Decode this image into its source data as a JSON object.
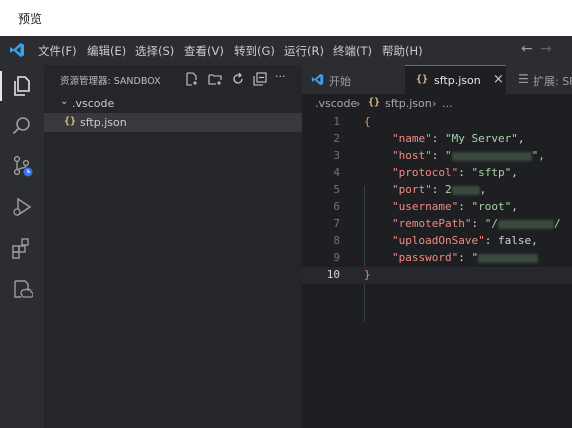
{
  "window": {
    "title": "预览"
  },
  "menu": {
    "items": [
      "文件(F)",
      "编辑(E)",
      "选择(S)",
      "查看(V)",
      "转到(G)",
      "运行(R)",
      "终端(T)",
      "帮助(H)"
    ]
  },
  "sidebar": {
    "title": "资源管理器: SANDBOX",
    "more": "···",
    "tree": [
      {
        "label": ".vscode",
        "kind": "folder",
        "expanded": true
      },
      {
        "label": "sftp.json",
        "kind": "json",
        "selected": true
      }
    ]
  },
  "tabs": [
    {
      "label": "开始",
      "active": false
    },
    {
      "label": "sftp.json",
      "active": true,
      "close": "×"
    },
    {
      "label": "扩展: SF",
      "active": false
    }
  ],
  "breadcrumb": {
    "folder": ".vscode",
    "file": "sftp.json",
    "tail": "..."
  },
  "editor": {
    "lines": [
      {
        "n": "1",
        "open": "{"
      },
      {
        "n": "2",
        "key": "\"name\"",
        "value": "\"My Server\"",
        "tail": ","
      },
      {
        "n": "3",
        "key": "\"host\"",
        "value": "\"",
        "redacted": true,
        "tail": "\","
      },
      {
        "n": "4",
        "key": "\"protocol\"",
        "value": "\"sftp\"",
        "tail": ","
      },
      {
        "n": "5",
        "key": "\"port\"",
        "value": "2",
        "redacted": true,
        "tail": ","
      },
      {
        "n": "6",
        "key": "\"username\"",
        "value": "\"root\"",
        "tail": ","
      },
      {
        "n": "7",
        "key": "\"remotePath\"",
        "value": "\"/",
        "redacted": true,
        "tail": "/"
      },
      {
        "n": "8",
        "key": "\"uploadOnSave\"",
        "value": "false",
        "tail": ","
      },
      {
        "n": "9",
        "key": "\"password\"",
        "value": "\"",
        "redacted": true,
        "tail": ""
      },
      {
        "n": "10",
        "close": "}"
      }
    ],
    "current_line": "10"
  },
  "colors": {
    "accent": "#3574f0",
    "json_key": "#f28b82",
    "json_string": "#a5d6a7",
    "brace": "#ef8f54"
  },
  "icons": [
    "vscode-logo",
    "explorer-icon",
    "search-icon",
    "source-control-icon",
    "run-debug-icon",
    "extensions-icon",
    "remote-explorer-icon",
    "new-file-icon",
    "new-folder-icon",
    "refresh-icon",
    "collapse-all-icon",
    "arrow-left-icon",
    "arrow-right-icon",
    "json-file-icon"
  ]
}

· · ·

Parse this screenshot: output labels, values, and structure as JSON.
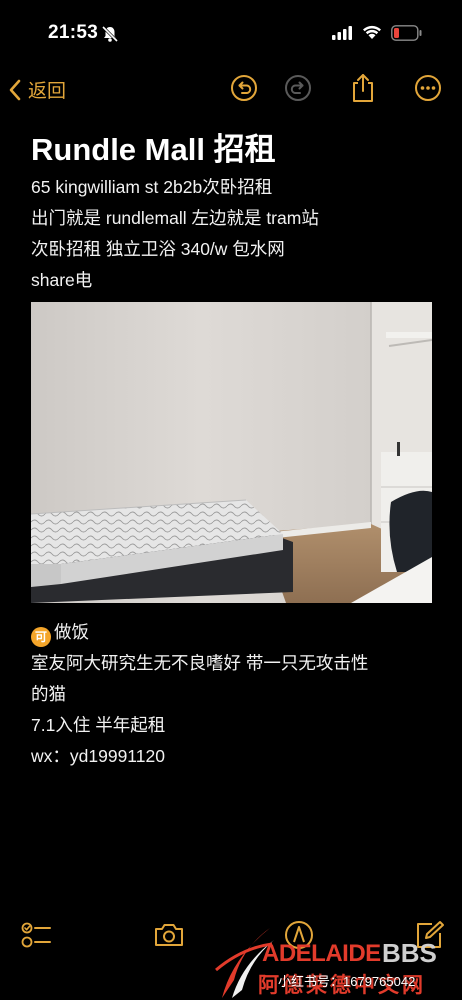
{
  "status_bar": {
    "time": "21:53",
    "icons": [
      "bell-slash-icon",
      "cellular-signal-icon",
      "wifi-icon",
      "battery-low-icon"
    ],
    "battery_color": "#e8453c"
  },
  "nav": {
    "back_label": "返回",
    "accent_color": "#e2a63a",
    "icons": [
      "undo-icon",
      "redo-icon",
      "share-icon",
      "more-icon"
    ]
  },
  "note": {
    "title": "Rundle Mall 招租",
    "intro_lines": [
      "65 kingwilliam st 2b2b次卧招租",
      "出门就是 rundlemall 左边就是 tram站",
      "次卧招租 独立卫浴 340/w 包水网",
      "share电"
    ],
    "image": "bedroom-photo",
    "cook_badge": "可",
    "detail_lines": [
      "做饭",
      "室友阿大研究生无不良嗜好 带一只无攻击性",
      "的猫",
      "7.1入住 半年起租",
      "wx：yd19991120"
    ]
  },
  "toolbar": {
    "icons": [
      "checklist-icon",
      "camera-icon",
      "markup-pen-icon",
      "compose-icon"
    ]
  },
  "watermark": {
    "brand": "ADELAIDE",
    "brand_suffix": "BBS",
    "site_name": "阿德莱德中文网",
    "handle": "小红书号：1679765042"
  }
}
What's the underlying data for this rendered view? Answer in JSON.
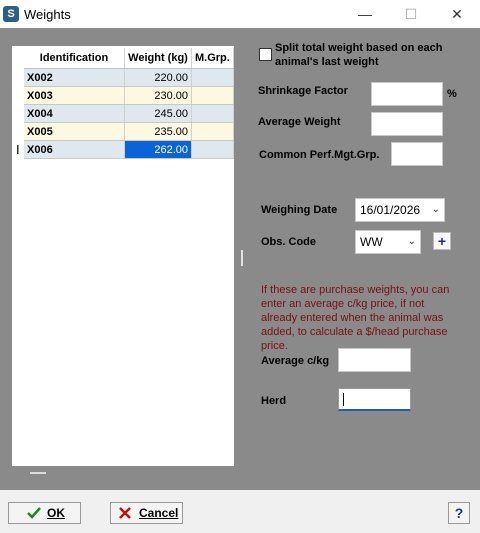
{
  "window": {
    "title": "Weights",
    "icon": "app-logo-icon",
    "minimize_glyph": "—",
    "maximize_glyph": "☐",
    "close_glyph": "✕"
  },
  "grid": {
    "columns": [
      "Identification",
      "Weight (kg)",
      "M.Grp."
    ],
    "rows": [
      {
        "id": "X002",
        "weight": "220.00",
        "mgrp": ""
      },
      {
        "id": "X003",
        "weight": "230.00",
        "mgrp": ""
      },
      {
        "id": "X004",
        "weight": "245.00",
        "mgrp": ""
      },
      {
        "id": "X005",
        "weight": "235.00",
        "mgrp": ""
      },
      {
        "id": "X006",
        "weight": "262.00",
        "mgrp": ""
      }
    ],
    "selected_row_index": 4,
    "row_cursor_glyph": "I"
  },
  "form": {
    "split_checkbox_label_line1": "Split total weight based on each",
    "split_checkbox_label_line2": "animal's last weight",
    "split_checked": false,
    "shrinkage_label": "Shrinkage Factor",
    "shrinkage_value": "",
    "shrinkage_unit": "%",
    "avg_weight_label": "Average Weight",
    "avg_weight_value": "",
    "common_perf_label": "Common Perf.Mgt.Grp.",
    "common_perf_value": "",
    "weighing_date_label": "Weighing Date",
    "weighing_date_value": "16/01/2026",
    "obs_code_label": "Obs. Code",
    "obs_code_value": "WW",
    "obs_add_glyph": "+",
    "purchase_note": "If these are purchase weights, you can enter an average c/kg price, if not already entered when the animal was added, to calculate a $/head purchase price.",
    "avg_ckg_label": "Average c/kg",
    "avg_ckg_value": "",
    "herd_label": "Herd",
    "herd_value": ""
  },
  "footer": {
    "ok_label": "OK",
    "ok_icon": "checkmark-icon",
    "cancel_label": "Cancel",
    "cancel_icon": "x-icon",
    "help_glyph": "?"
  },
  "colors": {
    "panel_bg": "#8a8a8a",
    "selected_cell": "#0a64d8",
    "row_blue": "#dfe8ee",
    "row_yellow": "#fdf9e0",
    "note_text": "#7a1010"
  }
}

· · ·

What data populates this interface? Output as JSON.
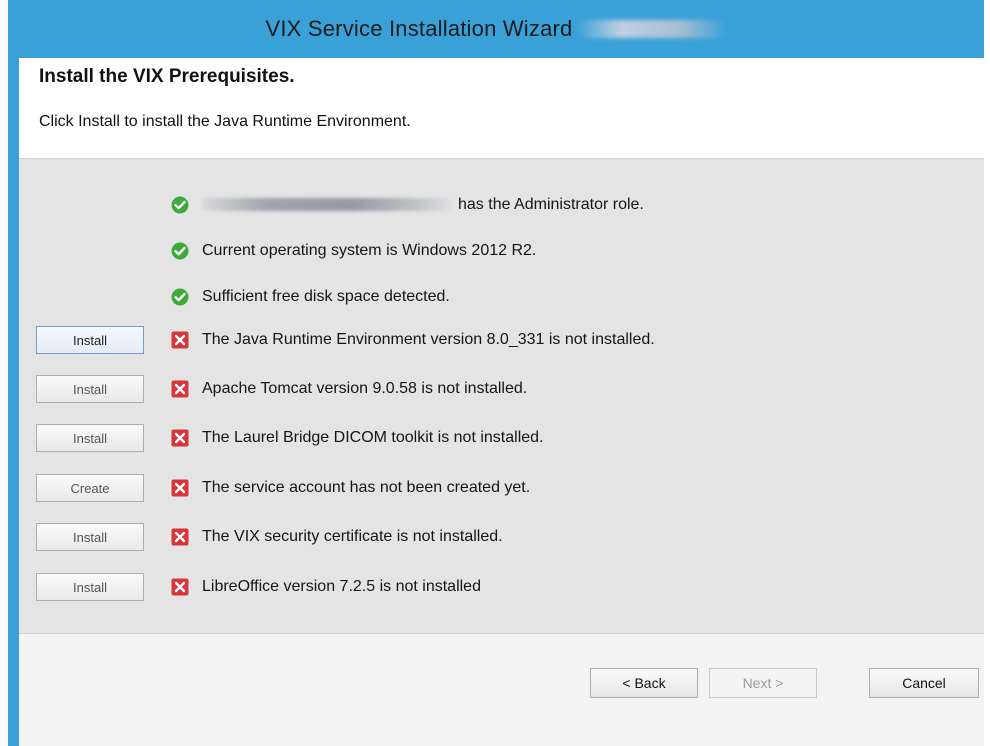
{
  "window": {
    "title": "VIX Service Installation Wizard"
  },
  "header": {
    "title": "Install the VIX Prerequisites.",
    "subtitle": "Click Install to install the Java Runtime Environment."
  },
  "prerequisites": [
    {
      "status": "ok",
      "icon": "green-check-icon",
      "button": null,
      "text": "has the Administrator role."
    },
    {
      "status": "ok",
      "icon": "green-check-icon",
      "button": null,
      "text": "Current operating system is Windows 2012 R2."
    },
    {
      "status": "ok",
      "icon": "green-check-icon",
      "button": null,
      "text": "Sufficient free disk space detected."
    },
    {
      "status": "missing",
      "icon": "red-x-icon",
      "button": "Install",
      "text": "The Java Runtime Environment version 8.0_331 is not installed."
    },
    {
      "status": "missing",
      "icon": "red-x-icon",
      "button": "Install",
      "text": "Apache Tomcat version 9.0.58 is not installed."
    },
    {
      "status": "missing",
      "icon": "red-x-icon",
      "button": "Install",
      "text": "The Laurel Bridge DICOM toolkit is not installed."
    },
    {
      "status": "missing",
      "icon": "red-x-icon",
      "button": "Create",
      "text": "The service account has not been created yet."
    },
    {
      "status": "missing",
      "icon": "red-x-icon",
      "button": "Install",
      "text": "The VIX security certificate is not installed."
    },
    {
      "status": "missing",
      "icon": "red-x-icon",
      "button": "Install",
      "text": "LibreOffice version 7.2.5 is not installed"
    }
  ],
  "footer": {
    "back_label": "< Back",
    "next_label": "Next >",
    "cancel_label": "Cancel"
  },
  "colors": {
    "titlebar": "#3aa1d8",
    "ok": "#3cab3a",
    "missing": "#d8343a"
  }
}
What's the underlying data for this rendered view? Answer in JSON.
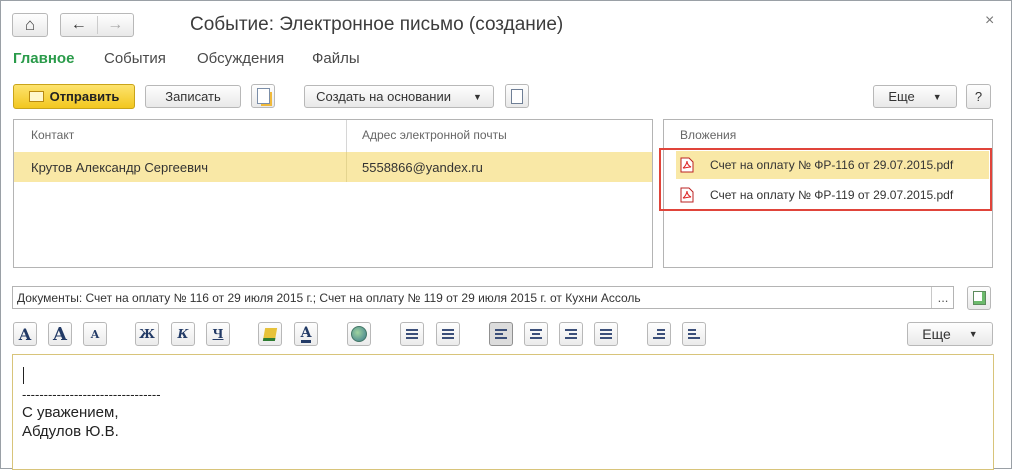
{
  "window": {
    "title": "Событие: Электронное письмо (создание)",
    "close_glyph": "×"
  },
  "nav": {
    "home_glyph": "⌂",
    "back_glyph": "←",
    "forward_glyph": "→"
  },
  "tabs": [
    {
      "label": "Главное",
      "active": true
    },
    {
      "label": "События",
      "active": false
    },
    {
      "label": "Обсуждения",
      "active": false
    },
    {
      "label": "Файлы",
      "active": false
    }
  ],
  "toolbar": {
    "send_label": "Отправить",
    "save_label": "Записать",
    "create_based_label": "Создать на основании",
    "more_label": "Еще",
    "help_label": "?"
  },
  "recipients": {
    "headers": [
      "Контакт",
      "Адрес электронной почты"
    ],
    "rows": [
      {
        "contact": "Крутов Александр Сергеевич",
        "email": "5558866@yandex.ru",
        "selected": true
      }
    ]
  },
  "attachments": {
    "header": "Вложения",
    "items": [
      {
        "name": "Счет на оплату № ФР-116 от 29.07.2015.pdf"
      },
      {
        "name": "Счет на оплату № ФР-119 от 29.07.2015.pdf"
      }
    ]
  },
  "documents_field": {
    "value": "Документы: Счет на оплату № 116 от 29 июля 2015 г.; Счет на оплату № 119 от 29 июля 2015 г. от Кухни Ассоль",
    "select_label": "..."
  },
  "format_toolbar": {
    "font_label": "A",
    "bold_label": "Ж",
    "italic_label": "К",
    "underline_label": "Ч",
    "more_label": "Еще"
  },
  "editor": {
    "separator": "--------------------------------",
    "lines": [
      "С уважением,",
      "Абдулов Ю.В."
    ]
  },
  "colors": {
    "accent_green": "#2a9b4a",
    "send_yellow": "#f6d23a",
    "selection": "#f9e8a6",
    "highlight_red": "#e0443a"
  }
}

· · ·

▶ **INSTRUCTIONS FOR THE TASK**
Scan the lines for the string "file". Copy out each line that matches.

▶ **RIGHT ANSWER**
    "file": "sftp.json",
    "new-file-icon",
    "json-file-icon"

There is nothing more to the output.